◆ **Stored entries**
----------

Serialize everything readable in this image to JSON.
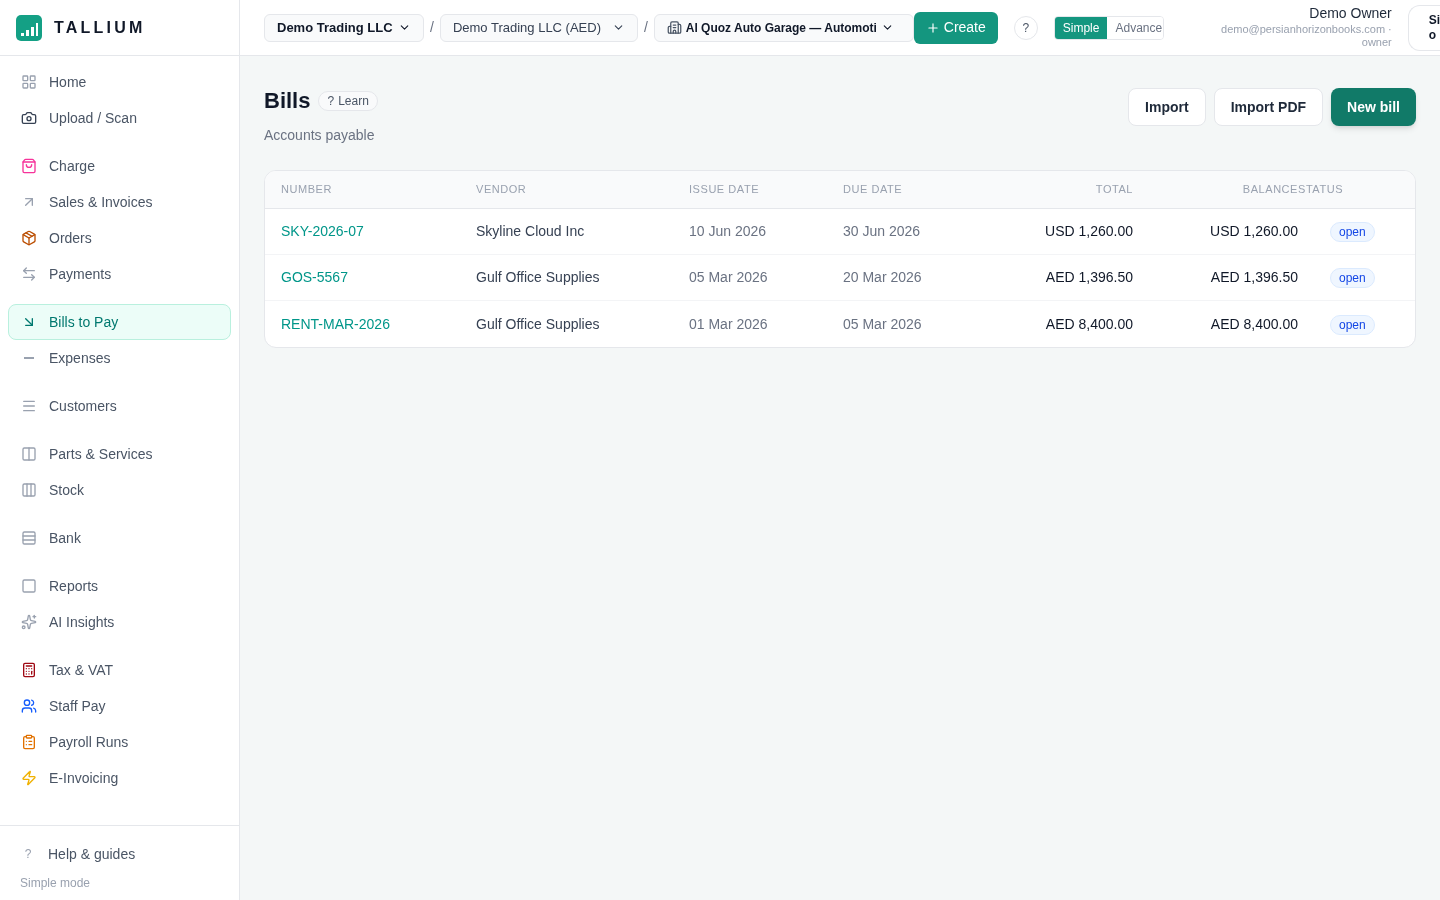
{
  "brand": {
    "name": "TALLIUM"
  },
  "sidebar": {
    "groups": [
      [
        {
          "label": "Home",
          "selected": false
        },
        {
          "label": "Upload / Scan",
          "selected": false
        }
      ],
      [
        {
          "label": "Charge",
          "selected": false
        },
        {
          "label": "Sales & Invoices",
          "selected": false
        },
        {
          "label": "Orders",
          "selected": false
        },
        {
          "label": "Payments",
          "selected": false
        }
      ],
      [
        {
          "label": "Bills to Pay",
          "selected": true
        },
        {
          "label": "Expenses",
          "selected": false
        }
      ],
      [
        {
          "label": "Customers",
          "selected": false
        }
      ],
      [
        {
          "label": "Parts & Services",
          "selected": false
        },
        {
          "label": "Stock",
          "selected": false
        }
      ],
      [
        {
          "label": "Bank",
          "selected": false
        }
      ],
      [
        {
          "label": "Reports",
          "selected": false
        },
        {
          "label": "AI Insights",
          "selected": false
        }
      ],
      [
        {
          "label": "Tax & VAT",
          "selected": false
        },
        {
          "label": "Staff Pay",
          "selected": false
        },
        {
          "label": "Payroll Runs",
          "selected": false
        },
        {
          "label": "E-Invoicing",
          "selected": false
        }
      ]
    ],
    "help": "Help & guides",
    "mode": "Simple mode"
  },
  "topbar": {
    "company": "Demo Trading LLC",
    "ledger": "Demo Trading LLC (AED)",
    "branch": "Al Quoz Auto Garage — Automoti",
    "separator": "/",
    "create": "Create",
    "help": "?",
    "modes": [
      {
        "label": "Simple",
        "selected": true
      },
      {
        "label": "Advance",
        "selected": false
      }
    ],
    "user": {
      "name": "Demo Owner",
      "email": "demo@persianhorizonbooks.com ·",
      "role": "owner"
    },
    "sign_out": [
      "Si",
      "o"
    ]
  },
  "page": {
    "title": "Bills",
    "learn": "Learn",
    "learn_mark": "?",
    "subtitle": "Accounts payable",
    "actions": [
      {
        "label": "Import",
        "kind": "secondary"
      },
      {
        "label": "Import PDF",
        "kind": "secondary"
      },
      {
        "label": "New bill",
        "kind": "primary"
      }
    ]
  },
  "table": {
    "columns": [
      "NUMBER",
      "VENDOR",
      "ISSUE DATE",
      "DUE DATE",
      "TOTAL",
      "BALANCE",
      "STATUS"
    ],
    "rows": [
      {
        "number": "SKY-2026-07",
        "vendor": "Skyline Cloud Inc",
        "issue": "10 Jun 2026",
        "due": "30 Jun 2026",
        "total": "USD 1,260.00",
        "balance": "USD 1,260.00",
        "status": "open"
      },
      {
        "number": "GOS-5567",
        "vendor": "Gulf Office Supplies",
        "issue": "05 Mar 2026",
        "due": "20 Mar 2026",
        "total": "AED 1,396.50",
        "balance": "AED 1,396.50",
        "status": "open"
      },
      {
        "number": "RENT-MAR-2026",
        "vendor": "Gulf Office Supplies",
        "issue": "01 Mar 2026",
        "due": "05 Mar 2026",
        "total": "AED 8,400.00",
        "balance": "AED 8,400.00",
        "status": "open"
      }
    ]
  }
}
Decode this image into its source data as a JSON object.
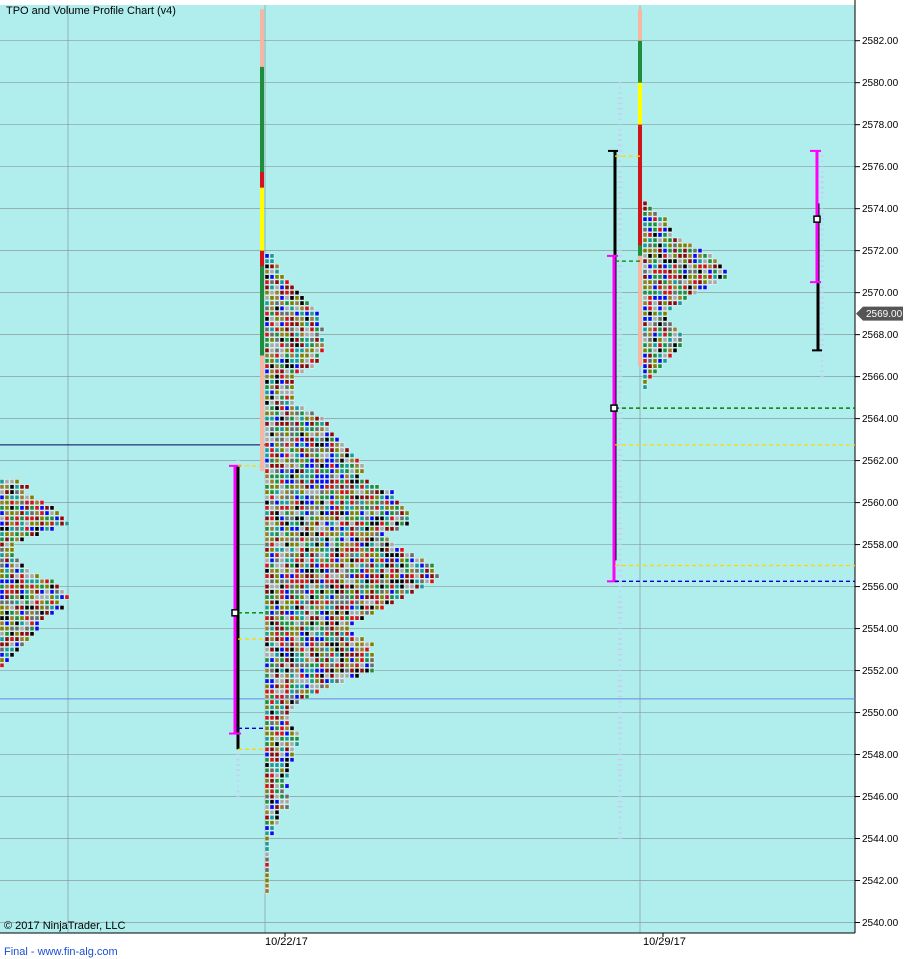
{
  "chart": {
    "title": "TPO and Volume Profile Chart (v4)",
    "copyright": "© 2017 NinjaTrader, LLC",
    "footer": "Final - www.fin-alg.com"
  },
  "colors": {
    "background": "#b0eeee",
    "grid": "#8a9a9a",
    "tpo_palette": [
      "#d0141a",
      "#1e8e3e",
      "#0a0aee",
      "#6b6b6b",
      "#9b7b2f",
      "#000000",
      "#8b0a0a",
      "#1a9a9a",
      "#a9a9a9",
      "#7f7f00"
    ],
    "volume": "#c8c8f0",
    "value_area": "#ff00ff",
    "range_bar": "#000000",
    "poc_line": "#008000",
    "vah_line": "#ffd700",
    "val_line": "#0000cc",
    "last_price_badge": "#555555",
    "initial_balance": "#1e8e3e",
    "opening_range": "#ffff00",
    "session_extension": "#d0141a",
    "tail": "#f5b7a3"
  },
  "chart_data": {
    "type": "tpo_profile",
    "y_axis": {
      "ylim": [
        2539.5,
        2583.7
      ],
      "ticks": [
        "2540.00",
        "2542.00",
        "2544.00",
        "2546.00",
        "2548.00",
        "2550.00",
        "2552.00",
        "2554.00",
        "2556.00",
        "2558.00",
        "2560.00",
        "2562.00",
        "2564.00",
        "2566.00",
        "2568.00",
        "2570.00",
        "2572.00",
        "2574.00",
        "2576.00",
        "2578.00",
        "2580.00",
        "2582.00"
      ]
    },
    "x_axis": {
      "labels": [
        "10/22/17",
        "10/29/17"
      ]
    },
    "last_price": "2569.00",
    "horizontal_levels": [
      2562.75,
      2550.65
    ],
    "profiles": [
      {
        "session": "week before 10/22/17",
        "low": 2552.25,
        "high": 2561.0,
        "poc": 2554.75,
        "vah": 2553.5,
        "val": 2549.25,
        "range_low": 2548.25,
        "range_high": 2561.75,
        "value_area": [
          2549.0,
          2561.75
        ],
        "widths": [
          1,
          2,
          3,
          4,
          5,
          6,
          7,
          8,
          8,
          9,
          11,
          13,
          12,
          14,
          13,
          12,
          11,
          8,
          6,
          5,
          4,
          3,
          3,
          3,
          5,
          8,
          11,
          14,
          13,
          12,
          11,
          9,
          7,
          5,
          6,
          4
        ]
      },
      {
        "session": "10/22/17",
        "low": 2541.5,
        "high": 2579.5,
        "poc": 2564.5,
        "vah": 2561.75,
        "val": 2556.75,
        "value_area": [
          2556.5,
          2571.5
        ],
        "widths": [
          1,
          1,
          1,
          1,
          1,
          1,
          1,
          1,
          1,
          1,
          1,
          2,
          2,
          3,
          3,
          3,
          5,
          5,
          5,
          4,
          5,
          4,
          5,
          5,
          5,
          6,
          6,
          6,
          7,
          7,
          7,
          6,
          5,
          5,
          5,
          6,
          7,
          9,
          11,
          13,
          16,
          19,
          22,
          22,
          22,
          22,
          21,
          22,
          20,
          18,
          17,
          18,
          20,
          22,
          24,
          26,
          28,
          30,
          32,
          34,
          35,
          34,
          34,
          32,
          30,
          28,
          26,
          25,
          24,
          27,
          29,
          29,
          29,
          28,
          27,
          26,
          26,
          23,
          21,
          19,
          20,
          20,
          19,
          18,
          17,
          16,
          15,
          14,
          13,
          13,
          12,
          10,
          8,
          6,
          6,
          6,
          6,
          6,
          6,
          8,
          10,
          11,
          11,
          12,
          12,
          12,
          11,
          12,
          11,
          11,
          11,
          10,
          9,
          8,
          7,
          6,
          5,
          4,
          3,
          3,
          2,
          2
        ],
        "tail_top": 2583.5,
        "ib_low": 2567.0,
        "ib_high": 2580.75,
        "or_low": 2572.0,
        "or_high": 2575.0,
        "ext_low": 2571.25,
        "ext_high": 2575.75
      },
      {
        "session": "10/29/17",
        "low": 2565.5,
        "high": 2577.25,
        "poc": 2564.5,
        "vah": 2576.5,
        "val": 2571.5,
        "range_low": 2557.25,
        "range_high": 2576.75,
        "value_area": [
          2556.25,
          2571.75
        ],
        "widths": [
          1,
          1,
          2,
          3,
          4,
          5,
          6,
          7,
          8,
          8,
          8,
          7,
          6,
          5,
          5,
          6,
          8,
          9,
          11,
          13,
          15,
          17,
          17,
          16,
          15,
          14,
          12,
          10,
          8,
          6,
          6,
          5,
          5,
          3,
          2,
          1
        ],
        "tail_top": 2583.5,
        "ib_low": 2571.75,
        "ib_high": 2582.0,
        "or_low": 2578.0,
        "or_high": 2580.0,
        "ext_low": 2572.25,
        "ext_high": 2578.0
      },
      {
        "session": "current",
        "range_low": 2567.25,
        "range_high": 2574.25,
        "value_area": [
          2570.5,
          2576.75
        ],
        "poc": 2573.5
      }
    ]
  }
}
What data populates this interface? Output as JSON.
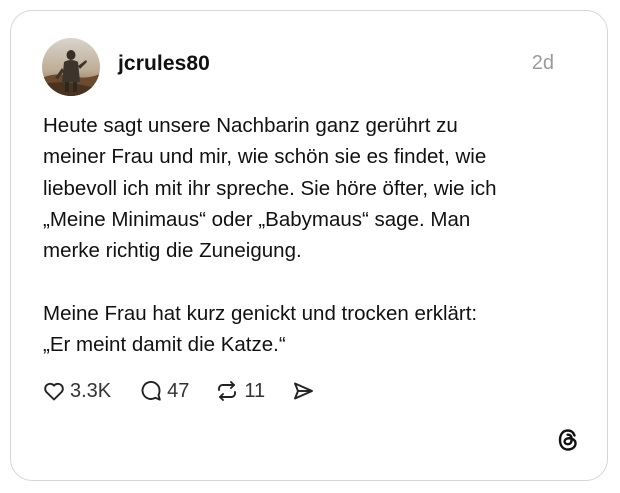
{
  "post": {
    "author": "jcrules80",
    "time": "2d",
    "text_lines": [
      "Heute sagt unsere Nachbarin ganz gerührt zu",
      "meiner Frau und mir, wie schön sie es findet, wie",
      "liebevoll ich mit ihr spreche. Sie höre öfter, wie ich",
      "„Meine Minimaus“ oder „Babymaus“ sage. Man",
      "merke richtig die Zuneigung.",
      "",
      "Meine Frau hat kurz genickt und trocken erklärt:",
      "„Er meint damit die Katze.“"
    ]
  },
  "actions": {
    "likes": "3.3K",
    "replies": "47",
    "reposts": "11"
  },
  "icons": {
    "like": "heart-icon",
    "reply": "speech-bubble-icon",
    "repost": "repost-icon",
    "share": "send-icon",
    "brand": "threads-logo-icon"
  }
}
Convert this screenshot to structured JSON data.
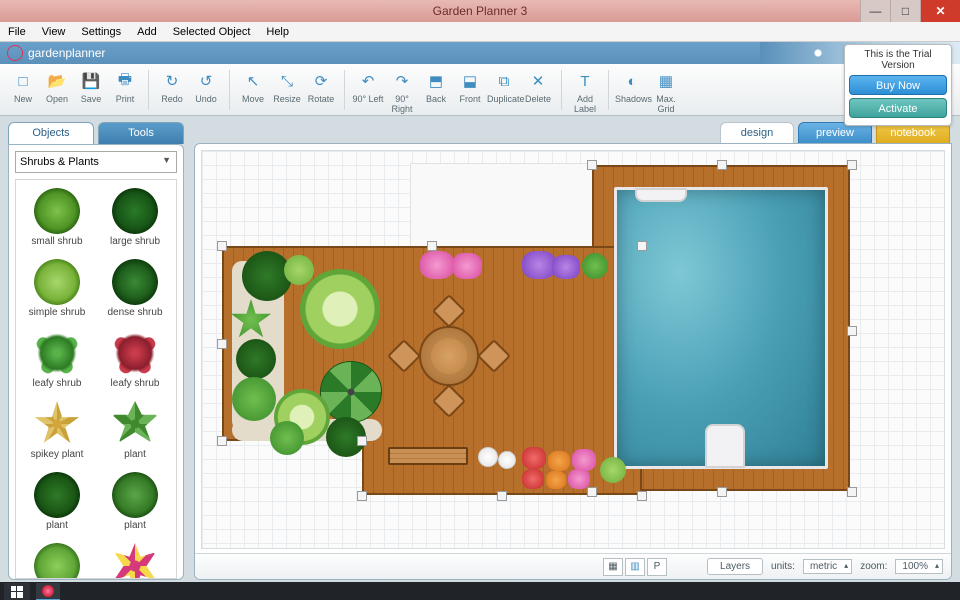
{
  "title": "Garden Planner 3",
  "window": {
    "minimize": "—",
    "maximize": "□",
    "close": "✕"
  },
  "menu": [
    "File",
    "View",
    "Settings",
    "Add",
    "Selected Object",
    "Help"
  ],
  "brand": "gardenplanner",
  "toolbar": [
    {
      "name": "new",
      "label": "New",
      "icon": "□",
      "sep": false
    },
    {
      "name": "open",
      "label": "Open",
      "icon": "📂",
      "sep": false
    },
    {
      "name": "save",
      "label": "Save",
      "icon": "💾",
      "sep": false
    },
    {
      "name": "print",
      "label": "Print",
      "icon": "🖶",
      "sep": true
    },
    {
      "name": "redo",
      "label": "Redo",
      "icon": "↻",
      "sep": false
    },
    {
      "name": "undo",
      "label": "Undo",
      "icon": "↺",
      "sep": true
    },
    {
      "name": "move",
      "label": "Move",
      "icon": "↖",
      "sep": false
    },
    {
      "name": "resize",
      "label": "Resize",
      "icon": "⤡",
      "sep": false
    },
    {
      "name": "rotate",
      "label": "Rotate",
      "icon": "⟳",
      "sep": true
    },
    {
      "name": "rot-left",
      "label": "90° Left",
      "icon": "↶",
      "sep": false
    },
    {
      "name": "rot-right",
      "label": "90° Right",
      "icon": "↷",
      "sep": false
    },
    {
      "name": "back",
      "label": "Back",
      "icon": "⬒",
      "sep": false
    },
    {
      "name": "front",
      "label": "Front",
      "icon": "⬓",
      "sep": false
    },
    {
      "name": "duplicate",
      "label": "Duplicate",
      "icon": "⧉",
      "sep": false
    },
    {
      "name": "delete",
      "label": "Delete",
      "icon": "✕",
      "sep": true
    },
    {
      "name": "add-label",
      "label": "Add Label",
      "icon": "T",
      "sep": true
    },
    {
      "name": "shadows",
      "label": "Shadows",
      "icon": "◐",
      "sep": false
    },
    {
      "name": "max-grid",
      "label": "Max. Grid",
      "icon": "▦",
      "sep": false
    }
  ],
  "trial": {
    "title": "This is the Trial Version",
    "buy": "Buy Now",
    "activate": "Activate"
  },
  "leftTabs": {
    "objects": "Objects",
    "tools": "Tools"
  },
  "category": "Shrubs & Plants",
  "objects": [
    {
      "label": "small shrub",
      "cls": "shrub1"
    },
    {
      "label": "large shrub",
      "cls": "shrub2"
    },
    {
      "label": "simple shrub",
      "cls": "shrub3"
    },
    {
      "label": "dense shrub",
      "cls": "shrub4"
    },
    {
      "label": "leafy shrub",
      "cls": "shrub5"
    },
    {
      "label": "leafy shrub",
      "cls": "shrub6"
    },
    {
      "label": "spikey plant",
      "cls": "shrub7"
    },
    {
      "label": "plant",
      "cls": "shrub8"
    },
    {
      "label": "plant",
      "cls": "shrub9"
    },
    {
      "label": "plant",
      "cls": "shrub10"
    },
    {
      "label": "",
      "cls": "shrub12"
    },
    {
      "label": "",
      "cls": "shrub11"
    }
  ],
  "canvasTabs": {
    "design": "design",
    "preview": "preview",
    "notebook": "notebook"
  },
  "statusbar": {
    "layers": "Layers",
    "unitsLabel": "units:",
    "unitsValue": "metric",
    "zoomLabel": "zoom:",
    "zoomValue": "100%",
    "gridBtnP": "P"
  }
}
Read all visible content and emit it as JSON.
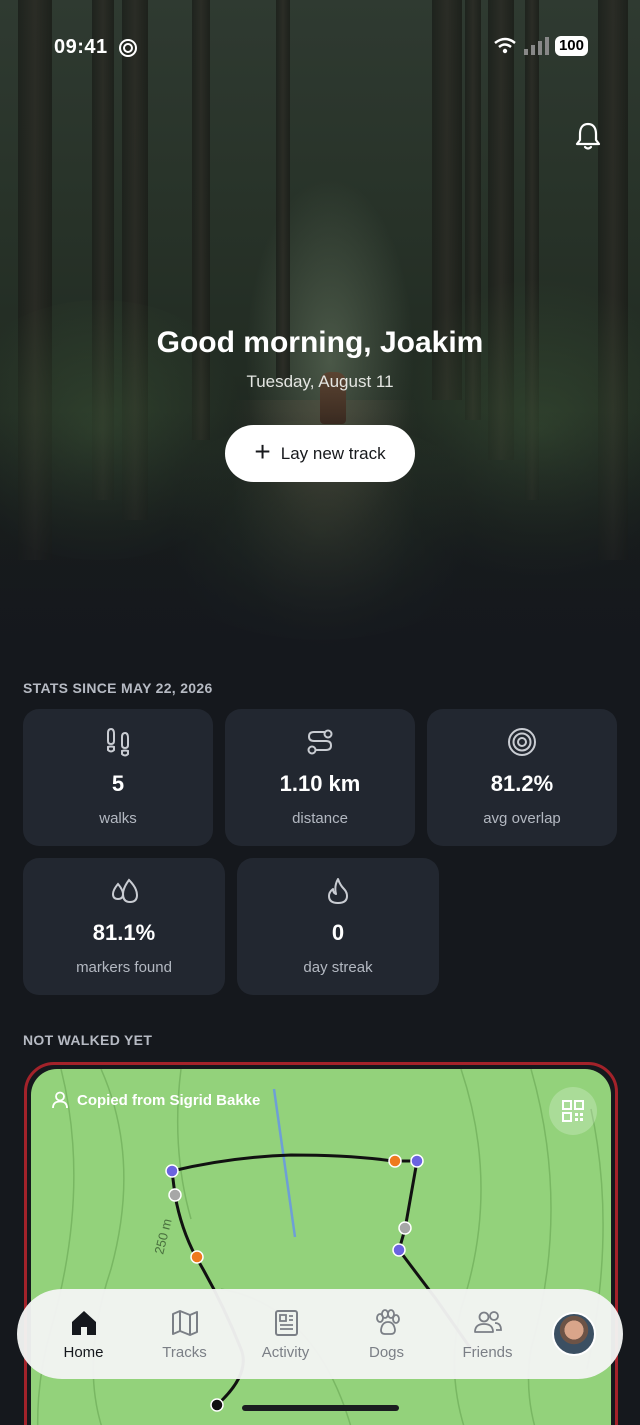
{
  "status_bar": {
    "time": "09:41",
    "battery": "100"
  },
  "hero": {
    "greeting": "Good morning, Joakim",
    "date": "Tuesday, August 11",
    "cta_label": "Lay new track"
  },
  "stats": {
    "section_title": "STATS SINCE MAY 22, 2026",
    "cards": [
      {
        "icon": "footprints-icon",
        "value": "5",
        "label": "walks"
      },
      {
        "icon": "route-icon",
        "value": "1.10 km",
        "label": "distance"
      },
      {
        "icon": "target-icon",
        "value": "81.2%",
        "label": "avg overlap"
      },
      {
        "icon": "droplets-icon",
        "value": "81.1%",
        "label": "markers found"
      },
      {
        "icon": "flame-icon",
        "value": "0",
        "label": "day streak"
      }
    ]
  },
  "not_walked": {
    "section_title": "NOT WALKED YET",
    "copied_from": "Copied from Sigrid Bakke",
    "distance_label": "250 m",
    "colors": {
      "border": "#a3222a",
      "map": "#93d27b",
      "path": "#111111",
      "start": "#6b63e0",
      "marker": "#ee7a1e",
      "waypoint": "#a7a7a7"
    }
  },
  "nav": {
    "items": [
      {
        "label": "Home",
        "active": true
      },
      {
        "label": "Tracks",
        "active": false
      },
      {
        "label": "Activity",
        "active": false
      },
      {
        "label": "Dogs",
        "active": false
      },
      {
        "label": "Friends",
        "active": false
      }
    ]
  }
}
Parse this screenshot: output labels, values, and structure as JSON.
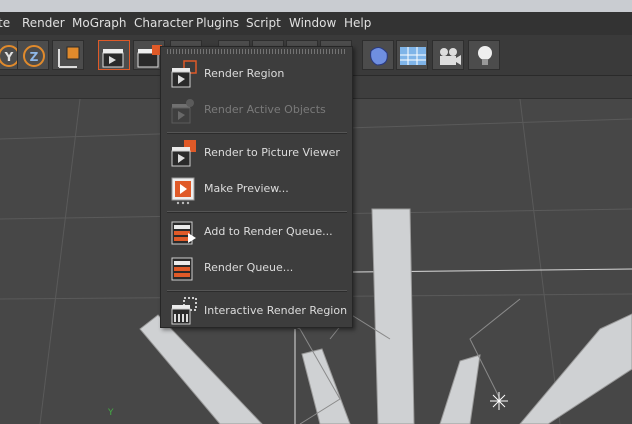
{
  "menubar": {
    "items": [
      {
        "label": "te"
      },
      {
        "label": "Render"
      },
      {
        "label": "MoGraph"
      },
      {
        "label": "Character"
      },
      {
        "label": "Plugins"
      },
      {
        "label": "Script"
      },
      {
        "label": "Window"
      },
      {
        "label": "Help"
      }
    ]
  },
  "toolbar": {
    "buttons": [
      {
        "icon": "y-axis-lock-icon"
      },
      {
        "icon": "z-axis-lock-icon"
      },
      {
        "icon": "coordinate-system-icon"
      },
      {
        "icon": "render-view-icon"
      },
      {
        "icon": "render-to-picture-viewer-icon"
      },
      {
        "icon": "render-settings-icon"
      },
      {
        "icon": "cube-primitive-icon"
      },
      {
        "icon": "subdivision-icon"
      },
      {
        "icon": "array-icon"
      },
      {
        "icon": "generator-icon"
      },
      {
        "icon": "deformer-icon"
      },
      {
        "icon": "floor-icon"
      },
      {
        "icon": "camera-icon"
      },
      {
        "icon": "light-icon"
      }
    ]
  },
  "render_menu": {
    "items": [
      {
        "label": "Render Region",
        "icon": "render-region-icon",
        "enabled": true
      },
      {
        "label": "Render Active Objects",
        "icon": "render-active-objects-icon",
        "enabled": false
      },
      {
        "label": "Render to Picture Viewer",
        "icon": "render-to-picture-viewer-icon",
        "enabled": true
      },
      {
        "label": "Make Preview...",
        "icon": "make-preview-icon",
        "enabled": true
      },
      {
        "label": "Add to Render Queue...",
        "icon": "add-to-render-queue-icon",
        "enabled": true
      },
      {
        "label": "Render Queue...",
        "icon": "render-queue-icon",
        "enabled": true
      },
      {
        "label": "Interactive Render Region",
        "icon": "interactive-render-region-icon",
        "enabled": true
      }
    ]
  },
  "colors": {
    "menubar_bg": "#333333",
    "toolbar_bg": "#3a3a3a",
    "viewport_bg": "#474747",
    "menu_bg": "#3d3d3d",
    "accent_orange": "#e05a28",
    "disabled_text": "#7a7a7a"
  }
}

----------

Each line above that includes "labels" should be shown.

      "labels": [
Parse this screenshot: output labels, values, and structure as JSON.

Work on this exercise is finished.